→ **Objective**
Collect all lines from the records below that include the word "image".

————

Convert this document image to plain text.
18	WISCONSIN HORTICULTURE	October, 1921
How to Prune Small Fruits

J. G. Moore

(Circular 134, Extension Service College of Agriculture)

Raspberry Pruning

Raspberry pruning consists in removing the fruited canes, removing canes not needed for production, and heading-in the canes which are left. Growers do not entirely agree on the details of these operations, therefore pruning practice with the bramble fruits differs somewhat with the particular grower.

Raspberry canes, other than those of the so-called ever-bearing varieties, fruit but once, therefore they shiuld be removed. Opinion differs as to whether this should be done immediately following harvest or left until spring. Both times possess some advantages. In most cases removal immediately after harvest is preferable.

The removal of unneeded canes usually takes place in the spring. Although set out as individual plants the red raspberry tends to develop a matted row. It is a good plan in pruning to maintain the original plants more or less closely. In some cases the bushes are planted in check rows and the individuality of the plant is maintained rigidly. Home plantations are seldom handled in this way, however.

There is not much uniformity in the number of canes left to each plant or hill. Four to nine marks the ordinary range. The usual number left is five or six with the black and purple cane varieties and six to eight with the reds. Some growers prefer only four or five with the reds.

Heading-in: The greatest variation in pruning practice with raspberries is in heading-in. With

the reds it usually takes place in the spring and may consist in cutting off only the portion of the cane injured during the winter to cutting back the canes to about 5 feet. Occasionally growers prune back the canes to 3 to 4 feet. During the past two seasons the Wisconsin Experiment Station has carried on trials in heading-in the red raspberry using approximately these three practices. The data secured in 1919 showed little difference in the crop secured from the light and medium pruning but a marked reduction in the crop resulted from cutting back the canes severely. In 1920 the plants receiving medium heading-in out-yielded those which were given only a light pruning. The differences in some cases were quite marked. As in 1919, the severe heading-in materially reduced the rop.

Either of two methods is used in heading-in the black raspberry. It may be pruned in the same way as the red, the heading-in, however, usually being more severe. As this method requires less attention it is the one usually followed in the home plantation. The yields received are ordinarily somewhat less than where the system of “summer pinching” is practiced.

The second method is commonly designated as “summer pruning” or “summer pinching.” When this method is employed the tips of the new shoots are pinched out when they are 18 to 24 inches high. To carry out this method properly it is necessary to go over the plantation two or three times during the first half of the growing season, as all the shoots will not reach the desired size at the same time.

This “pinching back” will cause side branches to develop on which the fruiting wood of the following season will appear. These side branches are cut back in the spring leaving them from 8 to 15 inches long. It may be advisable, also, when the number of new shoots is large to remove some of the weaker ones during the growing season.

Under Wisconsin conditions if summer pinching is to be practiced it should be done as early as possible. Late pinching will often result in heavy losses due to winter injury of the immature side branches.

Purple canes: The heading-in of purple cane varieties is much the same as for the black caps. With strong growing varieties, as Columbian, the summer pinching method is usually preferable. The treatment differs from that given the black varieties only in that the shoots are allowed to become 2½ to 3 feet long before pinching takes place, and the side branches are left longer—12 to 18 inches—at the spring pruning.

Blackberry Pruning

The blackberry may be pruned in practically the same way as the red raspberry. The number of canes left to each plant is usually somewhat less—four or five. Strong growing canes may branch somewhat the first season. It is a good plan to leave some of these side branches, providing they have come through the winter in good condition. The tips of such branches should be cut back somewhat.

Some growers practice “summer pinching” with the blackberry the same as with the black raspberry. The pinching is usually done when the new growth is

————

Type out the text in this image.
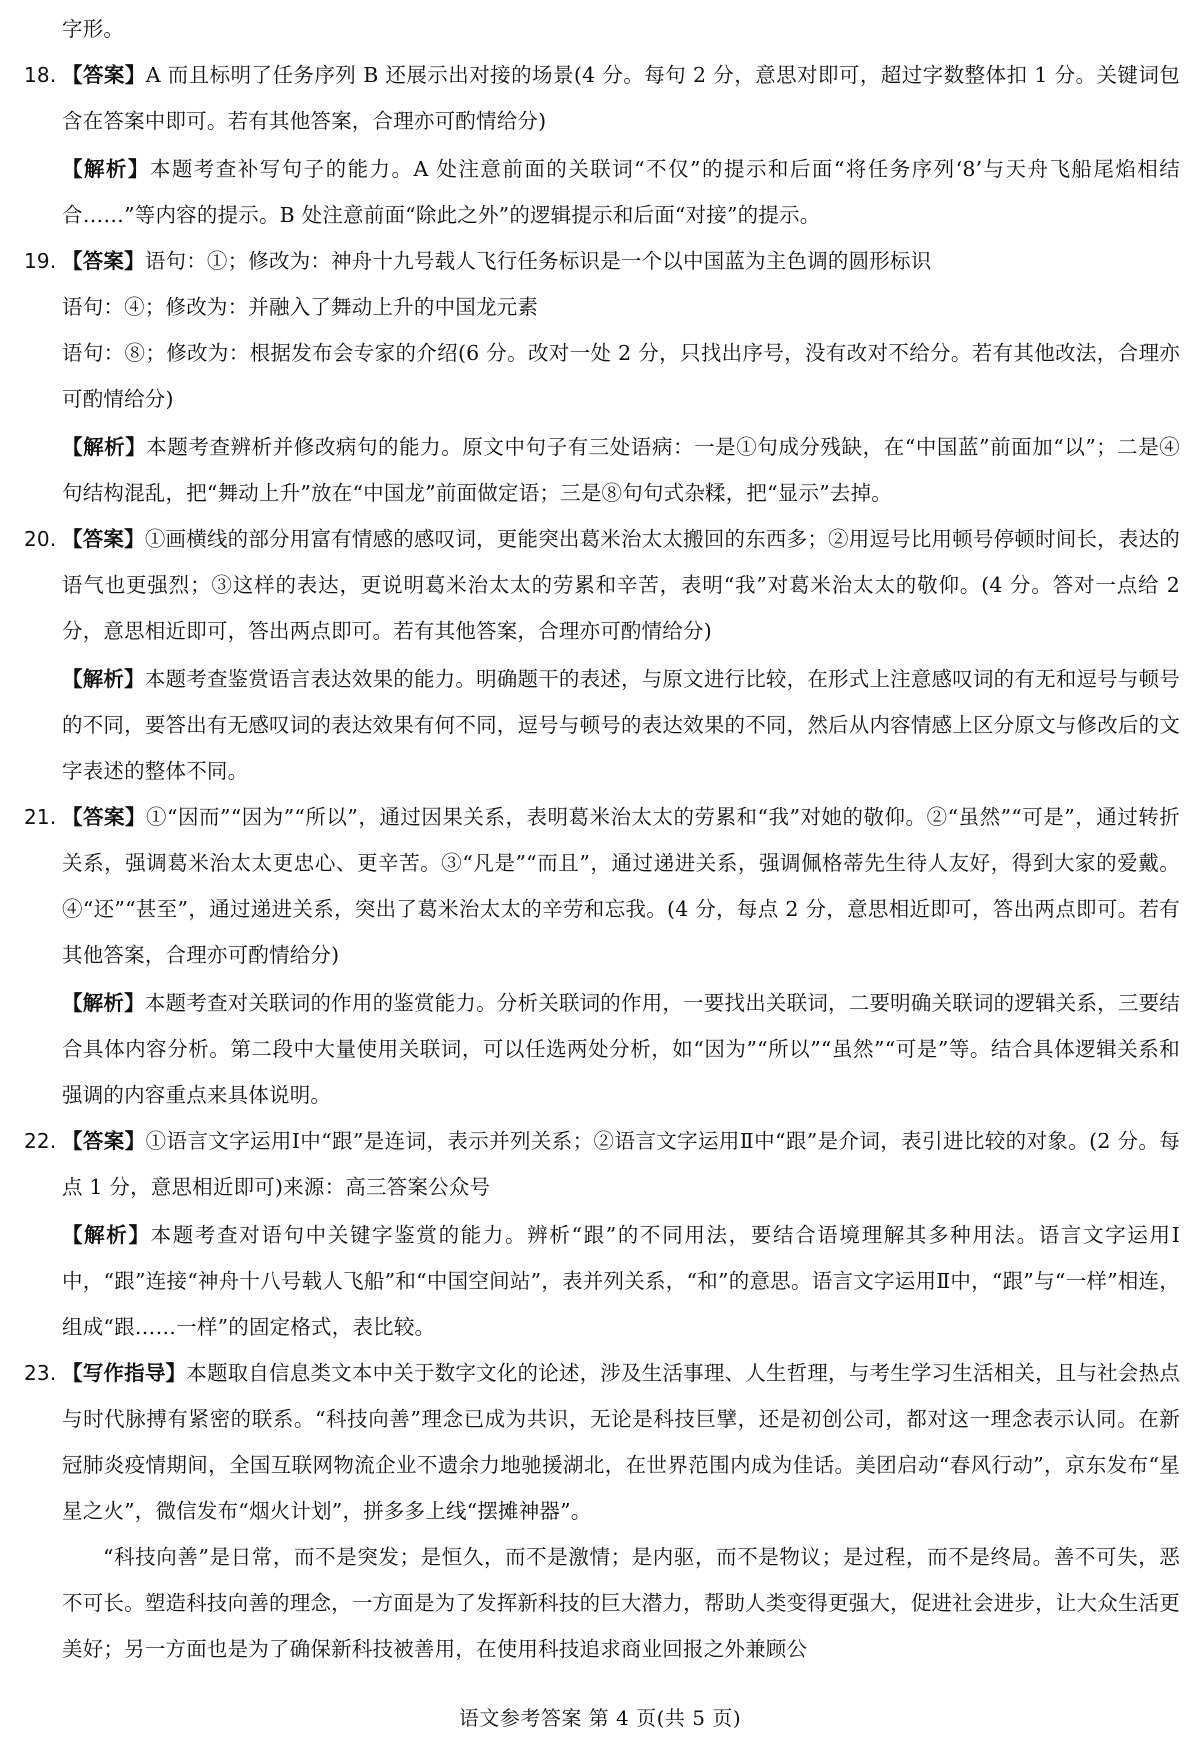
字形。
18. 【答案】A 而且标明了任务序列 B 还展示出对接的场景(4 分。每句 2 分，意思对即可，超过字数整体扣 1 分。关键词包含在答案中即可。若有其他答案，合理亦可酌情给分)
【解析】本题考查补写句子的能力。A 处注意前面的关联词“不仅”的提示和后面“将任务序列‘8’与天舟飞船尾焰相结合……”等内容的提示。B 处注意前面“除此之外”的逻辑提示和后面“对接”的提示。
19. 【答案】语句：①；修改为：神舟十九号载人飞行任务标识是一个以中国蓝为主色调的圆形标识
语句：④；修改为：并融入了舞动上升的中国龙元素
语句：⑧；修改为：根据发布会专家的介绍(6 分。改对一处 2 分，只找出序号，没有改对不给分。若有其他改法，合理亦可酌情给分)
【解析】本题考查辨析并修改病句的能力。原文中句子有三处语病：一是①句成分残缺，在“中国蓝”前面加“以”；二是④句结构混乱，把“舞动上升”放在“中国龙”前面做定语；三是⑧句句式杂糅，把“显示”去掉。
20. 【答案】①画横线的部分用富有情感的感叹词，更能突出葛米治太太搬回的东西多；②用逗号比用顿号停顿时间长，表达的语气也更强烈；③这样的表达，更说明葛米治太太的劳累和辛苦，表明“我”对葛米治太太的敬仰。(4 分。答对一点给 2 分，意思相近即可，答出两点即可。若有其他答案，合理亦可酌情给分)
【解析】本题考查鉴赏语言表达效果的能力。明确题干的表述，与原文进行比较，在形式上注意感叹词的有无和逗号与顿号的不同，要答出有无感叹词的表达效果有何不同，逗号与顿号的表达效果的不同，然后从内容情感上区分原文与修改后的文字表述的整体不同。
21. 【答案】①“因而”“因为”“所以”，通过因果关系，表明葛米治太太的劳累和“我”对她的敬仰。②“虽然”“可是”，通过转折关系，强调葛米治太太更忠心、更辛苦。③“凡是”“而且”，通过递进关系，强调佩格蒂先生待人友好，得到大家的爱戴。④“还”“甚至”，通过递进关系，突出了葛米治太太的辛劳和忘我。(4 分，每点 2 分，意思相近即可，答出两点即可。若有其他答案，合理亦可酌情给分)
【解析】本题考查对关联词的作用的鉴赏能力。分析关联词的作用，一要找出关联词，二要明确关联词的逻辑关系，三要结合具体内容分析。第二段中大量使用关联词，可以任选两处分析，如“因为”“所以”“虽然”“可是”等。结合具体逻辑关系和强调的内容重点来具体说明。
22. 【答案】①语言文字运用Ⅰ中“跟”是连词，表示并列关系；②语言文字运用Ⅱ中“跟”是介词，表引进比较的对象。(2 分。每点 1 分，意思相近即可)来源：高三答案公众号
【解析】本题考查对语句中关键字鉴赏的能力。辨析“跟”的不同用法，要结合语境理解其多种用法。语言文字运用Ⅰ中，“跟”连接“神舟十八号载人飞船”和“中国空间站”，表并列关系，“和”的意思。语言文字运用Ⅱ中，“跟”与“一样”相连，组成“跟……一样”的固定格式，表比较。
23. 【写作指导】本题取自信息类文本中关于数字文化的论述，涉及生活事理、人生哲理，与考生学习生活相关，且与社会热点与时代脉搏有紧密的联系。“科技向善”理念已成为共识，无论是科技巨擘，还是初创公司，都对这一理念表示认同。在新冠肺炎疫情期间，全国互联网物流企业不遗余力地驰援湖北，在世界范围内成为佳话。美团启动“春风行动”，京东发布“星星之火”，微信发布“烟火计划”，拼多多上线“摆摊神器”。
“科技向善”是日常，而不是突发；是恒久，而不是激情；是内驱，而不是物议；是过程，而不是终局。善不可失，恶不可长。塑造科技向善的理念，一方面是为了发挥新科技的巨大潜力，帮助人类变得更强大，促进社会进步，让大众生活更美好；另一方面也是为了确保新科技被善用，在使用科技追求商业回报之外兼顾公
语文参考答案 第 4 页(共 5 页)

————

→ **Written answer**
Convert this document image to plain text.
Type out the text in this image.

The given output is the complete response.